# WORK REQUIRED
Quote the rows word for word, starting with the line that contains "y-tick-exponent: -4 — [132, 136, 163, 173]" and going on through the line that contains "left-plot-frame — [176, 19, 1248, 808]".
— BEGIN SUPPLIED MATERIAL —
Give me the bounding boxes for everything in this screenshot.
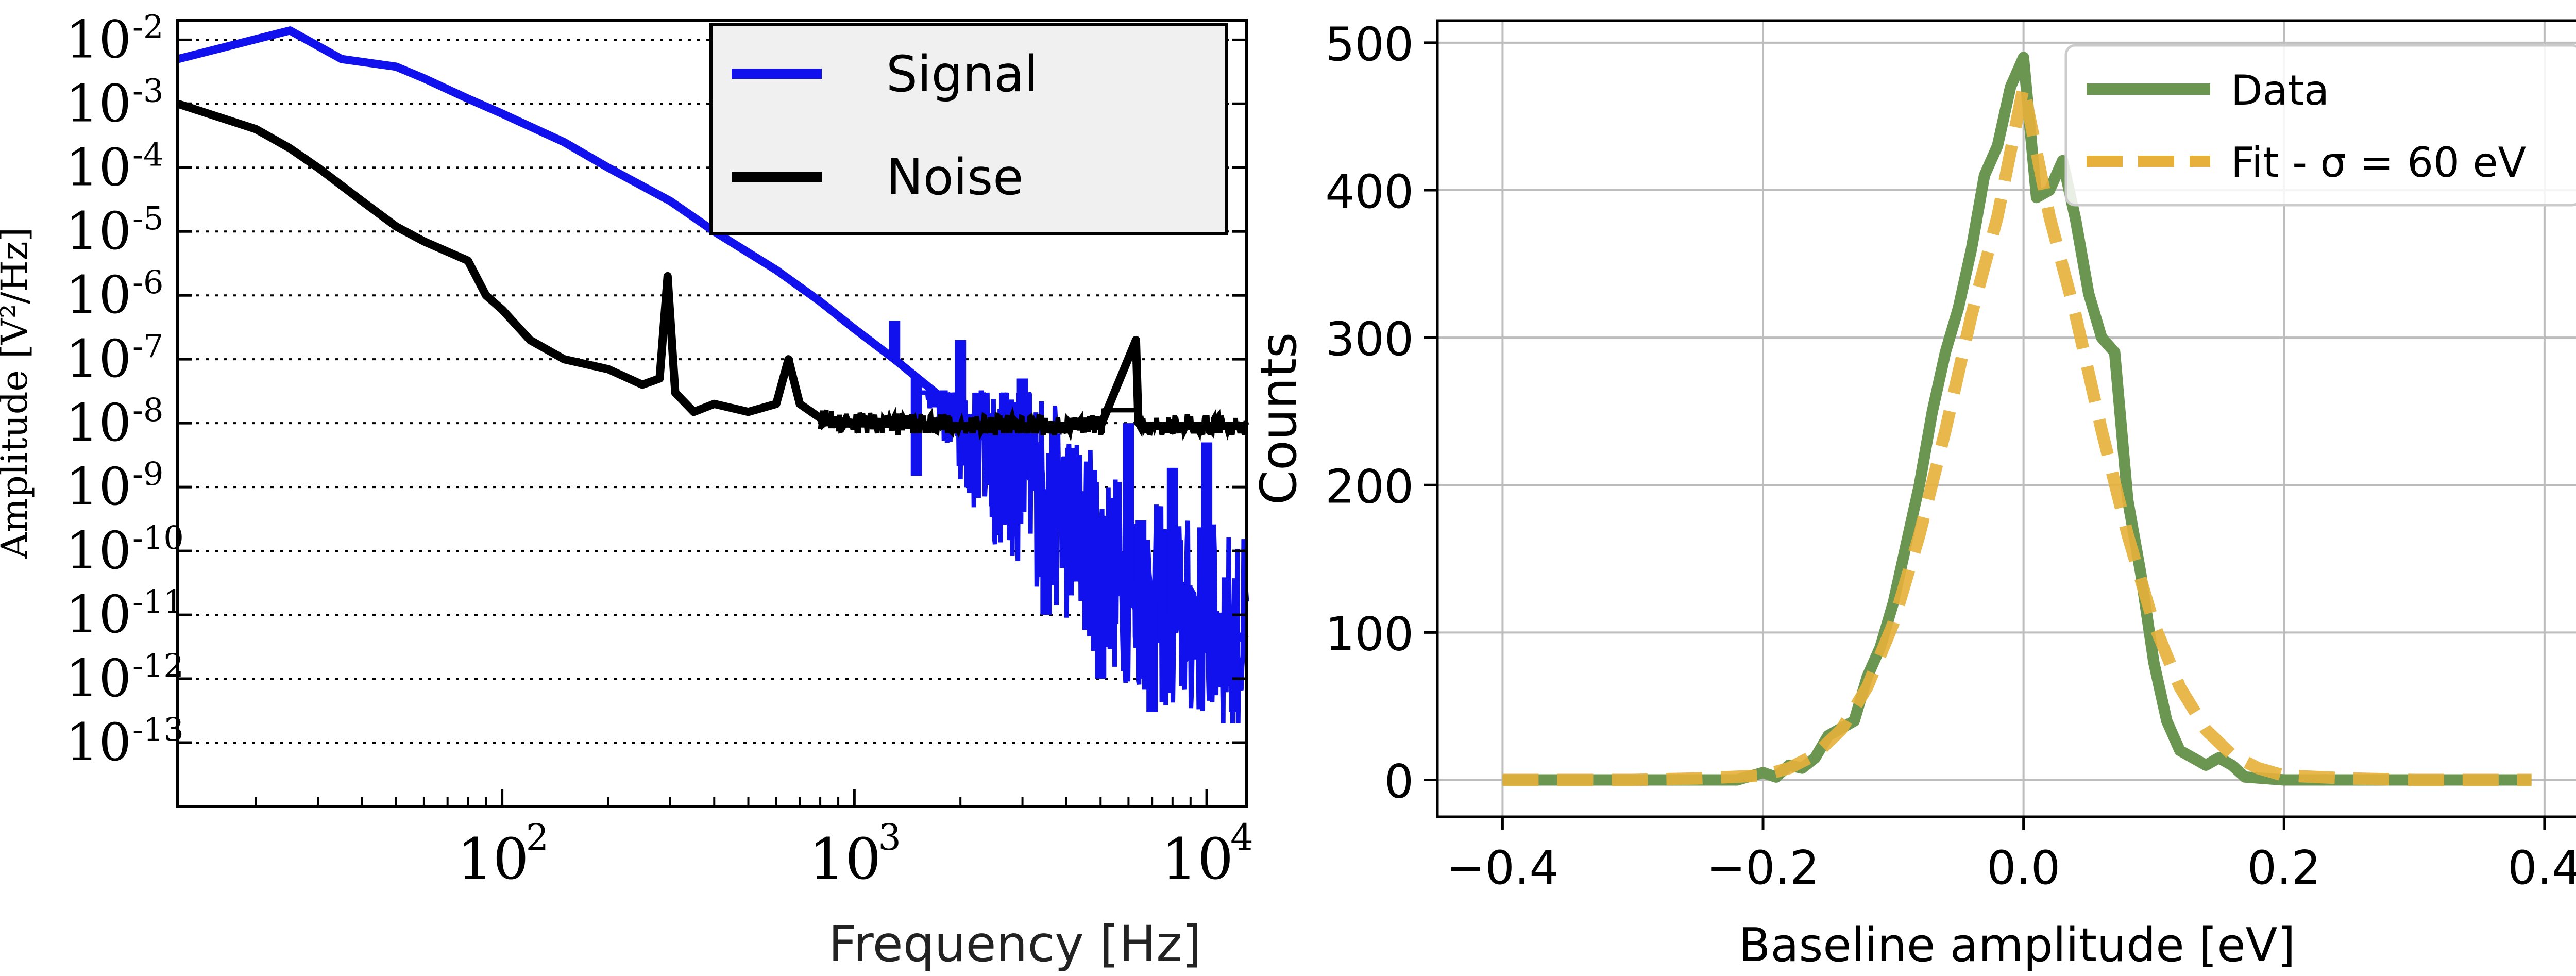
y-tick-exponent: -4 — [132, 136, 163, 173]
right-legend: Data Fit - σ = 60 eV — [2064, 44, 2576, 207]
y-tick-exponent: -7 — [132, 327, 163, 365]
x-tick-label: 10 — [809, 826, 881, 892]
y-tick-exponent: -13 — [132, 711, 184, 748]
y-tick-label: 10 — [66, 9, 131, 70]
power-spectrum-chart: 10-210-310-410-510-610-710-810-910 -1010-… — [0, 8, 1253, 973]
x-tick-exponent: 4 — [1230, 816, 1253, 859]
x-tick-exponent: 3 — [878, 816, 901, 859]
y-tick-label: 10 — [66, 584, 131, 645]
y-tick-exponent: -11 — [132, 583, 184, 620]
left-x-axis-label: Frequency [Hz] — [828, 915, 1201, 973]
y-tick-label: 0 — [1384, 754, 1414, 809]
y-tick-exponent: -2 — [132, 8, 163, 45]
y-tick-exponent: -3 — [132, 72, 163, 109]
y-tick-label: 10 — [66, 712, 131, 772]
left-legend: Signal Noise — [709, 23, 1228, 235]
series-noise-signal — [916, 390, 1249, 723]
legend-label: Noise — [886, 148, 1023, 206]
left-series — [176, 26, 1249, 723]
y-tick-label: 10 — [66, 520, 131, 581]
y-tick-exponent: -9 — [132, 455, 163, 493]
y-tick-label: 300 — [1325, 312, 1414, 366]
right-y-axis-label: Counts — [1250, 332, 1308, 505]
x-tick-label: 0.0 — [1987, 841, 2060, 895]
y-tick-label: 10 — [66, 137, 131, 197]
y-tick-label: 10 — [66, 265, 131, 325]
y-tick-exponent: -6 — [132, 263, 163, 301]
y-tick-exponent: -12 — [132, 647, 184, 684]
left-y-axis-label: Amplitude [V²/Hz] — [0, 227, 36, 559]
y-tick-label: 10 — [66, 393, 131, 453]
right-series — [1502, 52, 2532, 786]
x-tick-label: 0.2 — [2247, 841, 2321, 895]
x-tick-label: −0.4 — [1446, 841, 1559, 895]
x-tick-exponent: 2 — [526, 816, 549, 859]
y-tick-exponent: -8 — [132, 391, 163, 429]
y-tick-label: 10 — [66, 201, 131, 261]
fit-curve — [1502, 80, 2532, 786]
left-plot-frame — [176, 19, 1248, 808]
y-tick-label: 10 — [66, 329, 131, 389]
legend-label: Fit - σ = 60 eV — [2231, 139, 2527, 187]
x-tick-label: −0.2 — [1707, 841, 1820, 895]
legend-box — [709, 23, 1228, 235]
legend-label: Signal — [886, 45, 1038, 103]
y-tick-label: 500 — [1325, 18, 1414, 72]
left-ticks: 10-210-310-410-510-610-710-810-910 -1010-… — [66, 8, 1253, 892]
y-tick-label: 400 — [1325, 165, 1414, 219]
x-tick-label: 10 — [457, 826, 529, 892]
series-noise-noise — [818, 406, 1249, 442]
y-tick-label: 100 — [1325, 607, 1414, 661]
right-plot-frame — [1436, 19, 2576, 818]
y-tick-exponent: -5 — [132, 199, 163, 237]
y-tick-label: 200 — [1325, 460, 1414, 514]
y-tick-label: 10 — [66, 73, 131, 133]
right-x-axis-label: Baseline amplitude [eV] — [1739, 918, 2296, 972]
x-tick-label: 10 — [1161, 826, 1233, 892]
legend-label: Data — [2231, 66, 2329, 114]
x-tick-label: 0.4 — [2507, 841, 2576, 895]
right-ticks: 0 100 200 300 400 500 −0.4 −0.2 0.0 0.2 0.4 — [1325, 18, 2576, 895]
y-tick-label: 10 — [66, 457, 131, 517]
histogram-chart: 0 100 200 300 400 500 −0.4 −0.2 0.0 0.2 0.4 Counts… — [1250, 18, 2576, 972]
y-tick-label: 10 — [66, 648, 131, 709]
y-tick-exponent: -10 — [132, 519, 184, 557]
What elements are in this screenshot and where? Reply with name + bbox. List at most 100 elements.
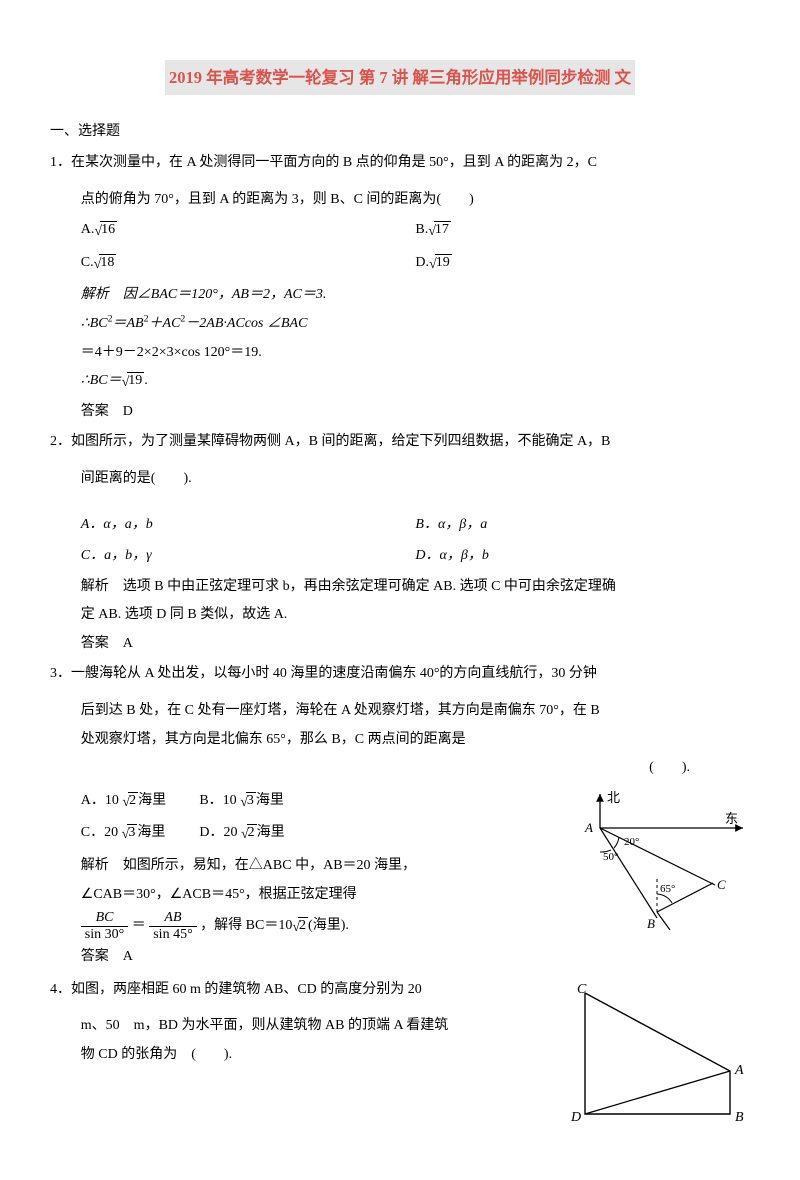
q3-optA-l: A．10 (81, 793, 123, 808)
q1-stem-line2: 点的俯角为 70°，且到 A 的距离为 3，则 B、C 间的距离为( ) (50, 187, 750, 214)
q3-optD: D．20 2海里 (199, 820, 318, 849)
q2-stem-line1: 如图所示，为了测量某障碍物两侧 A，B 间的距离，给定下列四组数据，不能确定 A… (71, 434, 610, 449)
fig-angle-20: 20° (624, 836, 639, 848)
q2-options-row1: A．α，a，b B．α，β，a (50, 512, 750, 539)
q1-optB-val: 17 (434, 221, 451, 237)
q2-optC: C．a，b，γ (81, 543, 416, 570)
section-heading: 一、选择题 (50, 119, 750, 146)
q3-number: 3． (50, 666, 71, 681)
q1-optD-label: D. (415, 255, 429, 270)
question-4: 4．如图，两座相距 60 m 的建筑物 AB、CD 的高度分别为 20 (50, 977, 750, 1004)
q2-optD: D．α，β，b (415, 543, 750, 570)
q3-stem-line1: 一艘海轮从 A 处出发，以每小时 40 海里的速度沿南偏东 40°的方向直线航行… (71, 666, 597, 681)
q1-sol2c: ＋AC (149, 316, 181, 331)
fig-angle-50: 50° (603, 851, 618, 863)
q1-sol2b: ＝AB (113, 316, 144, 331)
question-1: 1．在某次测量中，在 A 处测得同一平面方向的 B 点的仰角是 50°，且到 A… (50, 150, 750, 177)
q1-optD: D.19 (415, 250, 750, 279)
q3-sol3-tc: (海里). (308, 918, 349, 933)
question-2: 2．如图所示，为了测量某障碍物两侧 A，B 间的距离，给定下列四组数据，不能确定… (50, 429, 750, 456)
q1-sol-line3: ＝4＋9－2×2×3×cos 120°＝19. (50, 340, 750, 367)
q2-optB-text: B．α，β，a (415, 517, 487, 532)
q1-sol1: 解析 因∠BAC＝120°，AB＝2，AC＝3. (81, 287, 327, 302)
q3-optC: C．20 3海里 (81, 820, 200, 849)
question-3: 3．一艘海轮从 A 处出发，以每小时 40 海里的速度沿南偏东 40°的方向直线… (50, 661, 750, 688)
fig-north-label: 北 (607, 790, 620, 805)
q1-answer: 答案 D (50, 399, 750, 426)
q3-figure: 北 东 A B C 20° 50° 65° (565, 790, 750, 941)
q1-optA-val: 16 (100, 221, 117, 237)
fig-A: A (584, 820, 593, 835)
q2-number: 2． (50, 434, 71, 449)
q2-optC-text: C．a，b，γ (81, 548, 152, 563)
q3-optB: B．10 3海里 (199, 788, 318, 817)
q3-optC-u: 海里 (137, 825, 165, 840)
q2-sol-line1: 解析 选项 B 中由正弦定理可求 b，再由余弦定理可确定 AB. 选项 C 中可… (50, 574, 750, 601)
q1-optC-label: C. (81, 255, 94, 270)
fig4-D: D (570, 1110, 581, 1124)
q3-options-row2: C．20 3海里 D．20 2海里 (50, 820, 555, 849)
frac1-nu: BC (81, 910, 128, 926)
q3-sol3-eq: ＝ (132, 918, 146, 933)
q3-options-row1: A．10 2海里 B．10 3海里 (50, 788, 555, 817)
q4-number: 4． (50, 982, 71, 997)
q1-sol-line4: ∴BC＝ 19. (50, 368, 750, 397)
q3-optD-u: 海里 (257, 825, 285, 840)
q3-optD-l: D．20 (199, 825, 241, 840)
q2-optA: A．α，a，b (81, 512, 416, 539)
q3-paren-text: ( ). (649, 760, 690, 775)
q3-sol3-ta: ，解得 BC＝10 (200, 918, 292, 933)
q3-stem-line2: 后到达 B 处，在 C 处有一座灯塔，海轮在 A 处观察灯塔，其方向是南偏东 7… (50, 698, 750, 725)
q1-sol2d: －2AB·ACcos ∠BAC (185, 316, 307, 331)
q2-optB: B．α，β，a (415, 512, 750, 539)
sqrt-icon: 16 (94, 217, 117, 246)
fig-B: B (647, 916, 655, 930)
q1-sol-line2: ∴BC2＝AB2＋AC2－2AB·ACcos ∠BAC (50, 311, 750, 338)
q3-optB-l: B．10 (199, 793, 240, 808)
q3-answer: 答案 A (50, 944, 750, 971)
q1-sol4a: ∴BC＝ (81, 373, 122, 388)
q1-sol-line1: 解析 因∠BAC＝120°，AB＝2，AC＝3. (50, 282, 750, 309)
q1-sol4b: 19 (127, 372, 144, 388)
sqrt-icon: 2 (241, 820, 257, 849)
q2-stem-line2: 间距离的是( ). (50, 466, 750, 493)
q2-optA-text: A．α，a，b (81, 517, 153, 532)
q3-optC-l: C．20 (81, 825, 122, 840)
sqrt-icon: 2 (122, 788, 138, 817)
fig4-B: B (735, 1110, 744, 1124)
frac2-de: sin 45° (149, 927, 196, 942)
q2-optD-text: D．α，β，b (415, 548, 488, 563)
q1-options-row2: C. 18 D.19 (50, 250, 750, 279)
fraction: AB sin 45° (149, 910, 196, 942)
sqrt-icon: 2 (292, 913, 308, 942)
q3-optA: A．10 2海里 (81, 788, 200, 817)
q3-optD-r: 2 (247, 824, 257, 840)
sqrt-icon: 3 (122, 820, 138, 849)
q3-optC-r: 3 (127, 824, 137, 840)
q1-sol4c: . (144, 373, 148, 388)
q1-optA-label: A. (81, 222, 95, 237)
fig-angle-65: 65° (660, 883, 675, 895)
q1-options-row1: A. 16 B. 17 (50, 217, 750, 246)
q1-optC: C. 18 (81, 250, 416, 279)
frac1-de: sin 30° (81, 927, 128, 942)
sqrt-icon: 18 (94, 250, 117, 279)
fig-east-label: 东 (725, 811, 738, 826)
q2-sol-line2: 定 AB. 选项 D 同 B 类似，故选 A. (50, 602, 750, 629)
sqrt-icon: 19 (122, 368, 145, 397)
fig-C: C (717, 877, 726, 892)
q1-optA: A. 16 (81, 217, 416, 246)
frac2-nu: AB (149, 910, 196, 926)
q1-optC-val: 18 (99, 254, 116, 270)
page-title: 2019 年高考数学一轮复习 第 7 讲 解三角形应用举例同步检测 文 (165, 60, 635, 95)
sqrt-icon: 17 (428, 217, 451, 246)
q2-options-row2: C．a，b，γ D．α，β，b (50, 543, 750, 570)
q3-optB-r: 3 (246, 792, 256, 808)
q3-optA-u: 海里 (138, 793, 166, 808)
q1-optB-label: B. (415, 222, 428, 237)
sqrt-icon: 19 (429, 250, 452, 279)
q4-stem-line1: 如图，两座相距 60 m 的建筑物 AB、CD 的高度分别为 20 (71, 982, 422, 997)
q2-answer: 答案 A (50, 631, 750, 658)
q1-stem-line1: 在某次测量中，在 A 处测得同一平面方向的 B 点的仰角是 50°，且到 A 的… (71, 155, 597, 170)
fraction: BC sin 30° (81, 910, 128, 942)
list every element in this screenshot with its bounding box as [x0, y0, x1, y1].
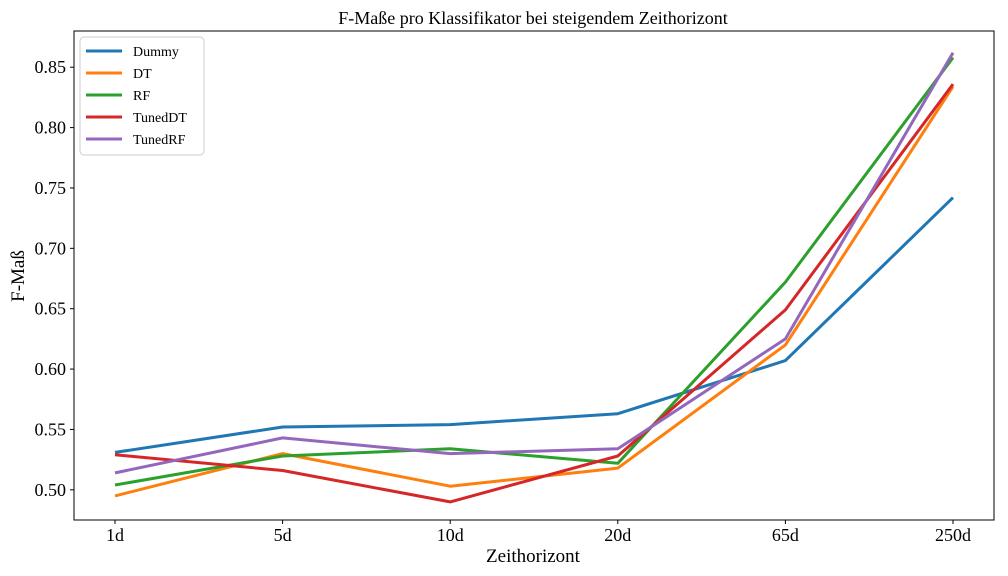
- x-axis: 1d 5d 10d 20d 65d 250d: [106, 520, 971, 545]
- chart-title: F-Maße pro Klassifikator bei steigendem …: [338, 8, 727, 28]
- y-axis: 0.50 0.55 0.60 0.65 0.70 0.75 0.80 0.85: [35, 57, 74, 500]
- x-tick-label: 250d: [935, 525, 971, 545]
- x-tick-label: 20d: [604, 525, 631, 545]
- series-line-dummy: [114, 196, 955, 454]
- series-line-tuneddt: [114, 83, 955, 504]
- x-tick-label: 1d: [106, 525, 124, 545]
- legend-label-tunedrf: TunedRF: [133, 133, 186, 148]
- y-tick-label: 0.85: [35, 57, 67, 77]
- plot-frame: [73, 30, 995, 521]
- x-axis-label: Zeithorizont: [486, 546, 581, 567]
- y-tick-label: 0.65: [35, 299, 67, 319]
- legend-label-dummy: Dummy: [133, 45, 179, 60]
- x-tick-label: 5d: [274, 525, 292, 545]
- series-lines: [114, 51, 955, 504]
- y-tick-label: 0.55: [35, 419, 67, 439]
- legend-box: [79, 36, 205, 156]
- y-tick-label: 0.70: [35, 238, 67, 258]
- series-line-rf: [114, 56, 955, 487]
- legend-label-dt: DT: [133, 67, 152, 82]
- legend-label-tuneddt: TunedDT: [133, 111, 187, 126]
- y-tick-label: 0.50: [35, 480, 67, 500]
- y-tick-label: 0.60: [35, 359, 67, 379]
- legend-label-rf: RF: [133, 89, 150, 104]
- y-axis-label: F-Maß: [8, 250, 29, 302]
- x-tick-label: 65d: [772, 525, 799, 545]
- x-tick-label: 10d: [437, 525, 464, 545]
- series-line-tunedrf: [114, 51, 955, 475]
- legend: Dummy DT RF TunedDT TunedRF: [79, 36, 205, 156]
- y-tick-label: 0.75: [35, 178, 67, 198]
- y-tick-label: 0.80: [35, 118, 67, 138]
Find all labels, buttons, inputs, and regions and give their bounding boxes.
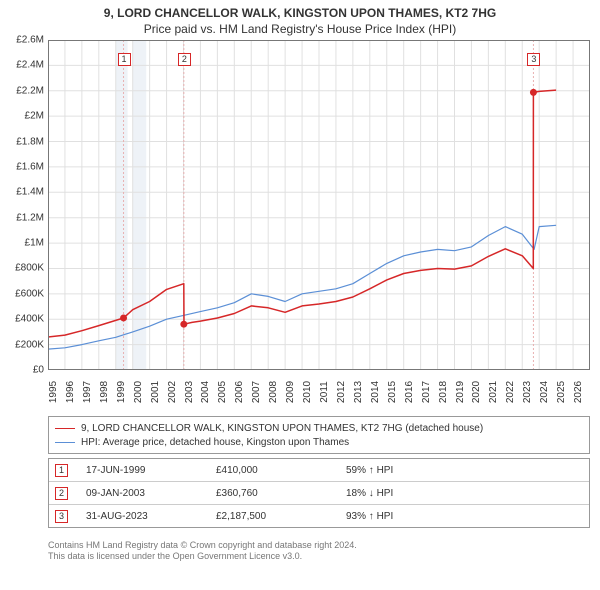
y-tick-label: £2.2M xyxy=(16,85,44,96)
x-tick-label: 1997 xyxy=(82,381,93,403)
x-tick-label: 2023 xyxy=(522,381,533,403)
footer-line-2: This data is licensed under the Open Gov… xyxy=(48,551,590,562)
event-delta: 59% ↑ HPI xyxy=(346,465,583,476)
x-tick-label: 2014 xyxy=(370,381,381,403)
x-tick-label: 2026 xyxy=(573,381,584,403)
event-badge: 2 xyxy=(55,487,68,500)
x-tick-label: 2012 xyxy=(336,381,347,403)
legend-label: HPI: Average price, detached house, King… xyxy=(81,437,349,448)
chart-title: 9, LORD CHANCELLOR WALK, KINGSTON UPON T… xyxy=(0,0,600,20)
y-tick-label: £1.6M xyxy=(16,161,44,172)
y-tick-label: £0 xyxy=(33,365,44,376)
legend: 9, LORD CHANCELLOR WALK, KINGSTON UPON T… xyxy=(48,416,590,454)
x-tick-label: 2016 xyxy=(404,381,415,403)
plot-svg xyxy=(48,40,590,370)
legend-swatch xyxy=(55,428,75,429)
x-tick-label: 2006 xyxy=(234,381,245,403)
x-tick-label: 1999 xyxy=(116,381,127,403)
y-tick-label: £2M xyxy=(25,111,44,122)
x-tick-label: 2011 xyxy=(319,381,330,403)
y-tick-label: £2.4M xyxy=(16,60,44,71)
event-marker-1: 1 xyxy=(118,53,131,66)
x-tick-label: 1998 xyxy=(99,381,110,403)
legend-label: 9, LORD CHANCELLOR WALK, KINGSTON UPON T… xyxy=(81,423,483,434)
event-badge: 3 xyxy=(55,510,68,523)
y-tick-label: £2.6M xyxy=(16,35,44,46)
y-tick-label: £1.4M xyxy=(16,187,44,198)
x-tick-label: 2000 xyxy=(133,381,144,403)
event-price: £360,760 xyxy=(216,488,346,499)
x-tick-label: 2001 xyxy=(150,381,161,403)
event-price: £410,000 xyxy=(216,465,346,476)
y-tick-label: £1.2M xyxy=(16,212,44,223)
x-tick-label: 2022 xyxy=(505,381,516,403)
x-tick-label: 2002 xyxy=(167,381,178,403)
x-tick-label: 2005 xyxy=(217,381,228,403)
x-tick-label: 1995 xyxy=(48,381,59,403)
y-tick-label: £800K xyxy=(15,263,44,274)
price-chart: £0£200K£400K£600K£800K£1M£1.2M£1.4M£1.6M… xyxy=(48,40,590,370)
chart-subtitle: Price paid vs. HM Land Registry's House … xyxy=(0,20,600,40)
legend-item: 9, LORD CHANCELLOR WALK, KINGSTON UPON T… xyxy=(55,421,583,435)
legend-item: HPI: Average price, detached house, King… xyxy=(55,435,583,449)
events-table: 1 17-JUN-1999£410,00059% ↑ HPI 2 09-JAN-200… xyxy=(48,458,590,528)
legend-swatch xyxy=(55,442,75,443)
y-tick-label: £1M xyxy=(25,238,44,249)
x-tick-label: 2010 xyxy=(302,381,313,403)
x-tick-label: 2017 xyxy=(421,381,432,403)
— END SUPPLIED MATERIAL —
# ANSWER TO THIS EXERCISE
y-tick-exponent: -4 — [132, 136, 163, 173]
right-legend: Data Fit - σ = 60 eV — [2064, 44, 2576, 207]
y-tick-exponent: -7 — [132, 327, 163, 365]
x-tick-label: 10 — [809, 826, 881, 892]
y-tick-exponent: -13 — [132, 711, 184, 748]
y-tick-label: 10 — [66, 9, 131, 70]
power-spectrum-chart: 10-210-310-410-510-610-710-810-910 -1010-… — [0, 8, 1253, 973]
x-tick-exponent: 4 — [1230, 816, 1253, 859]
x-tick-exponent: 3 — [878, 816, 901, 859]
y-tick-label: 10 — [66, 584, 131, 645]
y-tick-exponent: -11 — [132, 583, 184, 620]
left-x-axis-label: Frequency [Hz] — [828, 915, 1201, 973]
y-tick-label: 0 — [1384, 754, 1414, 809]
y-tick-exponent: -2 — [132, 8, 163, 45]
y-tick-exponent: -3 — [132, 72, 163, 109]
y-tick-label: 10 — [66, 712, 131, 772]
left-legend: Signal Noise — [709, 23, 1228, 235]
series-noise-signal — [916, 390, 1249, 723]
legend-label: Noise — [886, 148, 1023, 206]
left-series — [176, 26, 1249, 723]
y-tick-label: 10 — [66, 520, 131, 581]
y-tick-exponent: -9 — [132, 455, 163, 493]
y-tick-label: 300 — [1325, 312, 1414, 366]
right-y-axis-label: Counts — [1250, 332, 1308, 505]
x-tick-label: 0.0 — [1987, 841, 2060, 895]
y-tick-label: 10 — [66, 137, 131, 197]
y-tick-label: 10 — [66, 265, 131, 325]
y-tick-exponent: -6 — [132, 263, 163, 301]
y-tick-exponent: -12 — [132, 647, 184, 684]
left-y-axis-label: Amplitude [V²/Hz] — [0, 227, 36, 559]
y-tick-label: 10 — [66, 393, 131, 453]
right-series — [1502, 52, 2532, 786]
x-tick-label: 0.2 — [2247, 841, 2321, 895]
x-tick-label: −0.4 — [1446, 841, 1559, 895]
x-tick-exponent: 2 — [526, 816, 549, 859]
y-tick-exponent: -8 — [132, 391, 163, 429]
y-tick-label: 10 — [66, 201, 131, 261]
fit-curve — [1502, 80, 2532, 786]
left-plot-frame — [176, 19, 1248, 808]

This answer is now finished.